◆ TASK DESCRIPTION: Restate the entries below word for word, omitting nothing.

Stored entries:
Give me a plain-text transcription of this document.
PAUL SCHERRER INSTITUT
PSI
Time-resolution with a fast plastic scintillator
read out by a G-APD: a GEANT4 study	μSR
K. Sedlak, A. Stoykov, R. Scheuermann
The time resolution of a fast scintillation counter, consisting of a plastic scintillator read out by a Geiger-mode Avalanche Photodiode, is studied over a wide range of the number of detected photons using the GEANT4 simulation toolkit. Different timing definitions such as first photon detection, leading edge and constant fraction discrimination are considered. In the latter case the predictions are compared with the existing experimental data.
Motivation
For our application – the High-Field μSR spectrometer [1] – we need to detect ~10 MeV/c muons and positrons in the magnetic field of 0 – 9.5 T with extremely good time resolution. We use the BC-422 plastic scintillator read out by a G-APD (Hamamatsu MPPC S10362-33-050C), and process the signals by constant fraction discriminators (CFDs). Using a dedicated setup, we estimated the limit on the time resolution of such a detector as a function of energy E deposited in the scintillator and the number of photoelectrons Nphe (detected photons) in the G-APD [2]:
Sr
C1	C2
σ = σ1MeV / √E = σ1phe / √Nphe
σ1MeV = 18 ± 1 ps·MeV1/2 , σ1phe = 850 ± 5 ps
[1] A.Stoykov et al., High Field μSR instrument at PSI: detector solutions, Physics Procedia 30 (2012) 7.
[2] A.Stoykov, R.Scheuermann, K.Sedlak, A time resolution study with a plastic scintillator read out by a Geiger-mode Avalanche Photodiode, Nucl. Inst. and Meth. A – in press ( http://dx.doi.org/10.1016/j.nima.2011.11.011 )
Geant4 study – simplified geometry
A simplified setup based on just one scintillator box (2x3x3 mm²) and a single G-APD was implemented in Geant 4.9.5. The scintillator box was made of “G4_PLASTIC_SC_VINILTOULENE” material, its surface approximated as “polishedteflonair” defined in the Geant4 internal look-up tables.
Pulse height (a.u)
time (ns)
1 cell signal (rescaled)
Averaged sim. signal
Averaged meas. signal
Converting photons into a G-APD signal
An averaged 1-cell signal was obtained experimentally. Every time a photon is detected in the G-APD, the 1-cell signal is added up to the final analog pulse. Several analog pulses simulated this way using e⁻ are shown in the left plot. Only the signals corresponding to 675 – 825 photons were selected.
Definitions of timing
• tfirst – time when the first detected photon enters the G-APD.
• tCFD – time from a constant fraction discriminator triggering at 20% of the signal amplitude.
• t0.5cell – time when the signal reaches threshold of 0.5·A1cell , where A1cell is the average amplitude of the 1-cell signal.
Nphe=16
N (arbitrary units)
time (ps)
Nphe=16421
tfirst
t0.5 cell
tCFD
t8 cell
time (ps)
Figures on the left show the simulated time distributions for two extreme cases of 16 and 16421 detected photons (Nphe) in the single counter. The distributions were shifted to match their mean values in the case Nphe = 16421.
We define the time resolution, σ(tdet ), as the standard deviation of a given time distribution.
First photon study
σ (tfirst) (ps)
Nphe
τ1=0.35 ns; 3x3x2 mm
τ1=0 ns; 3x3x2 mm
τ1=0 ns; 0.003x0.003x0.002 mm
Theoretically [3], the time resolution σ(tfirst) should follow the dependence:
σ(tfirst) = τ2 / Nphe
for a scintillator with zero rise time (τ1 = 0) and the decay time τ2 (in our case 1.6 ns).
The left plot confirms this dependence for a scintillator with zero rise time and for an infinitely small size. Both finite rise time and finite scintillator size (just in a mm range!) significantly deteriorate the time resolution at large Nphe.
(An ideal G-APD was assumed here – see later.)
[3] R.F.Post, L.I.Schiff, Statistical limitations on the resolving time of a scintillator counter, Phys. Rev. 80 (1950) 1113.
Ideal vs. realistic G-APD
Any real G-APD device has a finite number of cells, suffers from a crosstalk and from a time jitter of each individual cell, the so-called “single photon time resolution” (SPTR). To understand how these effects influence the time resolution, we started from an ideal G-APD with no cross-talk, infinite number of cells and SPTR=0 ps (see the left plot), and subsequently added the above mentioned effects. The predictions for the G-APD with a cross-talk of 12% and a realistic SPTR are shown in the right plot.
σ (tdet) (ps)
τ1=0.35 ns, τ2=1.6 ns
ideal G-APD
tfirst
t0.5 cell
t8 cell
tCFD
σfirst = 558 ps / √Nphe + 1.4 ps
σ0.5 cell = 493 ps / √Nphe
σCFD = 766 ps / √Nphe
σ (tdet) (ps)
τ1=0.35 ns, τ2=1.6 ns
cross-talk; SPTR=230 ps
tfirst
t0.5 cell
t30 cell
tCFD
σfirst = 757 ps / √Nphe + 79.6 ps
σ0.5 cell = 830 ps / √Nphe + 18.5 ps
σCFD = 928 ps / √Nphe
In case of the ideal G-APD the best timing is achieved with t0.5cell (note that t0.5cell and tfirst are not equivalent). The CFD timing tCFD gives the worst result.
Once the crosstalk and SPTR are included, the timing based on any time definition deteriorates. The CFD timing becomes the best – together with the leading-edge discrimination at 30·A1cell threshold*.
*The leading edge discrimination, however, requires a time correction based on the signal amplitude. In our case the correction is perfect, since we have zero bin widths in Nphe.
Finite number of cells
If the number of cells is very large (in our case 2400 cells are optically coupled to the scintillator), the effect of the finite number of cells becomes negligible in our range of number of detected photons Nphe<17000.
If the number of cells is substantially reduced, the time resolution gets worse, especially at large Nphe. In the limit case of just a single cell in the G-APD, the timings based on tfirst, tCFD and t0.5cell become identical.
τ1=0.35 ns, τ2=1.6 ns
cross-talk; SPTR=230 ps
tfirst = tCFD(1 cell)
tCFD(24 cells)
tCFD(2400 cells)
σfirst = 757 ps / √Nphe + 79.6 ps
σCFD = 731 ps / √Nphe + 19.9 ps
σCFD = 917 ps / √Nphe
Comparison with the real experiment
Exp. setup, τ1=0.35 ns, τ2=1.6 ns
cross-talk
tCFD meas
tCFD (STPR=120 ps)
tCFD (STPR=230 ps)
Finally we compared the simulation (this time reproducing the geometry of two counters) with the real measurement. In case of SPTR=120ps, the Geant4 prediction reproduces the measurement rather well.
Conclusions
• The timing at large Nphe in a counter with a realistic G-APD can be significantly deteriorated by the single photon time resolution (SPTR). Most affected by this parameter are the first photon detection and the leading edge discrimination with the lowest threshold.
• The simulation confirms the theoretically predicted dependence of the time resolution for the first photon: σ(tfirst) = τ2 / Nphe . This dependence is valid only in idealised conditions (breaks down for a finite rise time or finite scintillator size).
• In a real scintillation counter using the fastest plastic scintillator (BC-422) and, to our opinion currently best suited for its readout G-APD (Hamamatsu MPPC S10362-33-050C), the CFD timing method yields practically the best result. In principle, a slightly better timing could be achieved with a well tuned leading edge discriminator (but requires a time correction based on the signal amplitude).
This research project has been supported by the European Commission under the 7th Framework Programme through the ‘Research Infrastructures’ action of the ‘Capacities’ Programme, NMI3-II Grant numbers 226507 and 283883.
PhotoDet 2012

◆ WRITTEN RESPONSE:
Give me a plain-text transcription of this document.
PAUL SCHERRER INSTITUT
PSI
Time-resolution with a fast plastic scintillator
read out by a G-APD: a GEANT4 study	μSR
K. Sedlak, A. Stoykov, R. Scheuermann
The time resolution of a fast scintillation counter, consisting of a plastic scintillator read out by a Geiger-mode Avalanche Photodiode, is studied over a wide range of the number of detected photons using the GEANT4 simulation toolkit. Different timing definitions such as first photon detection, leading edge and constant fraction discrimination are considered. In the latter case the predictions are compared with the existing experimental data.
Motivation
For our application – the High-Field μSR spectrometer [1] – we need to detect ~10 MeV/c muons and positrons in the magnetic field of 0 – 9.5 T with extremely good time resolution. We use the BC-422 plastic scintillator read out by a G-APD (Hamamatsu MPPC S10362-33-050C), and process the signals by constant fraction discriminators (CFDs). Using a dedicated setup, we estimated the limit on the time resolution of such a detector as a function of energy E deposited in the scintillator and the number of photoelectrons Nphe (detected photons) in the G-APD [2]:
Sr
C1	C2
σ = σ1MeV / √E = σ1phe / √Nphe
σ1MeV = 18 ± 1 ps·MeV1/2 , σ1phe = 850 ± 5 ps
[1] A.Stoykov et al., High Field μSR instrument at PSI: detector solutions, Physics Procedia 30 (2012) 7.
[2] A.Stoykov, R.Scheuermann, K.Sedlak, A time resolution study with a plastic scintillator read out by a Geiger-mode Avalanche Photodiode, Nucl. Inst. and Meth. A – in press ( http://dx.doi.org/10.1016/j.nima.2011.11.011 )
Geant4 study – simplified geometry
A simplified setup based on just one scintillator box (2x3x3 mm²) and a single G-APD was implemented in Geant 4.9.5. The scintillator box was made of “G4_PLASTIC_SC_VINILTOULENE” material, its surface approximated as “polishedteflonair” defined in the Geant4 internal look-up tables.
Pulse height (a.u)
time (ns)
1 cell signal (rescaled)
Averaged sim. signal
Averaged meas. signal
Converting photons into a G-APD signal
An averaged 1-cell signal was obtained experimentally. Every time a photon is detected in the G-APD, the 1-cell signal is added up to the final analog pulse. Several analog pulses simulated this way using e⁻ are shown in the left plot. Only the signals corresponding to 675 – 825 photons were selected.
Definitions of timing
• tfirst – time when the first detected photon enters the G-APD.
• tCFD – time from a constant fraction discriminator triggering at 20% of the signal amplitude.
• t0.5cell – time when the signal reaches threshold of 0.5·A1cell , where A1cell is the average amplitude of the 1-cell signal.
Nphe=16
N (arbitrary units)
time (ps)
Nphe=16421
tfirst
t0.5 cell
tCFD
t8 cell
time (ps)
Figures on the left show the simulated time distributions for two extreme cases of 16 and 16421 detected photons (Nphe) in the single counter. The distributions were shifted to match their mean values in the case Nphe = 16421.
We define the time resolution, σ(tdet ), as the standard deviation of a given time distribution.
First photon study
σ (tfirst) (ps)
Nphe
τ1=0.35 ns; 3x3x2 mm
τ1=0 ns; 3x3x2 mm
τ1=0 ns; 0.003x0.003x0.002 mm
Theoretically [3], the time resolution σ(tfirst) should follow the dependence:
σ(tfirst) = τ2 / Nphe
for a scintillator with zero rise time (τ1 = 0) and the decay time τ2 (in our case 1.6 ns).
The left plot confirms this dependence for a scintillator with zero rise time and for an infinitely small size. Both finite rise time and finite scintillator size (just in a mm range!) significantly deteriorate the time resolution at large Nphe.
(An ideal G-APD was assumed here – see later.)
[3] R.F.Post, L.I.Schiff, Statistical limitations on the resolving time of a scintillator counter, Phys. Rev. 80 (1950) 1113.
Ideal vs. realistic G-APD
Any real G-APD device has a finite number of cells, suffers from a crosstalk and from a time jitter of each individual cell, the so-called “single photon time resolution” (SPTR). To understand how these effects influence the time resolution, we started from an ideal G-APD with no cross-talk, infinite number of cells and SPTR=0 ps (see the left plot), and subsequently added the above mentioned effects. The predictions for the G-APD with a cross-talk of 12% and a realistic SPTR are shown in the right plot.
σ (tdet) (ps)
τ1=0.35 ns, τ2=1.6 ns
ideal G-APD
tfirst
t0.5 cell
t8 cell
tCFD
σfirst = 558 ps / √Nphe + 1.4 ps
σ0.5 cell = 493 ps / √Nphe
σCFD = 766 ps / √Nphe
σ (tdet) (ps)
τ1=0.35 ns, τ2=1.6 ns
cross-talk; SPTR=230 ps
tfirst
t0.5 cell
t30 cell
tCFD
σfirst = 757 ps / √Nphe + 79.6 ps
σ0.5 cell = 830 ps / √Nphe + 18.5 ps
σCFD = 928 ps / √Nphe
In case of the ideal G-APD the best timing is achieved with t0.5cell (note that t0.5cell and tfirst are not equivalent). The CFD timing tCFD gives the worst result.
Once the crosstalk and SPTR are included, the timing based on any time definition deteriorates. The CFD timing becomes the best – together with the leading-edge discrimination at 30·A1cell threshold*.
*The leading edge discrimination, however, requires a time correction based on the signal amplitude. In our case the correction is perfect, since we have zero bin widths in Nphe.
Finite number of cells
If the number of cells is very large (in our case 2400 cells are optically coupled to the scintillator), the effect of the finite number of cells becomes negligible in our range of number of detected photons Nphe<17000.
If the number of cells is substantially reduced, the time resolution gets worse, especially at large Nphe. In the limit case of just a single cell in the G-APD, the timings based on tfirst, tCFD and t0.5cell become identical.
τ1=0.35 ns, τ2=1.6 ns
cross-talk; SPTR=230 ps
tfirst = tCFD(1 cell)
tCFD(24 cells)
tCFD(2400 cells)
σfirst = 757 ps / √Nphe + 79.6 ps
σCFD = 731 ps / √Nphe + 19.9 ps
σCFD = 917 ps / √Nphe
Comparison with the real experiment
Exp. setup, τ1=0.35 ns, τ2=1.6 ns
cross-talk
tCFD meas
tCFD (STPR=120 ps)
tCFD (STPR=230 ps)
Finally we compared the simulation (this time reproducing the geometry of two counters) with the real measurement. In case of SPTR=120ps, the Geant4 prediction reproduces the measurement rather well.
Conclusions
• The timing at large Nphe in a counter with a realistic G-APD can be significantly deteriorated by the single photon time resolution (SPTR). Most affected by this parameter are the first photon detection and the leading edge discrimination with the lowest threshold.
• The simulation confirms the theoretically predicted dependence of the time resolution for the first photon: σ(tfirst) = τ2 / Nphe . This dependence is valid only in idealised conditions (breaks down for a finite rise time or finite scintillator size).
• In a real scintillation counter using the fastest plastic scintillator (BC-422) and, to our opinion currently best suited for its readout G-APD (Hamamatsu MPPC S10362-33-050C), the CFD timing method yields practically the best result. In principle, a slightly better timing could be achieved with a well tuned leading edge discriminator (but requires a time correction based on the signal amplitude).
This research project has been supported by the European Commission under the 7th Framework Programme through the ‘Research Infrastructures’ action of the ‘Capacities’ Programme, NMI3-II Grant numbers 226507 and 283883.
PhotoDet 2012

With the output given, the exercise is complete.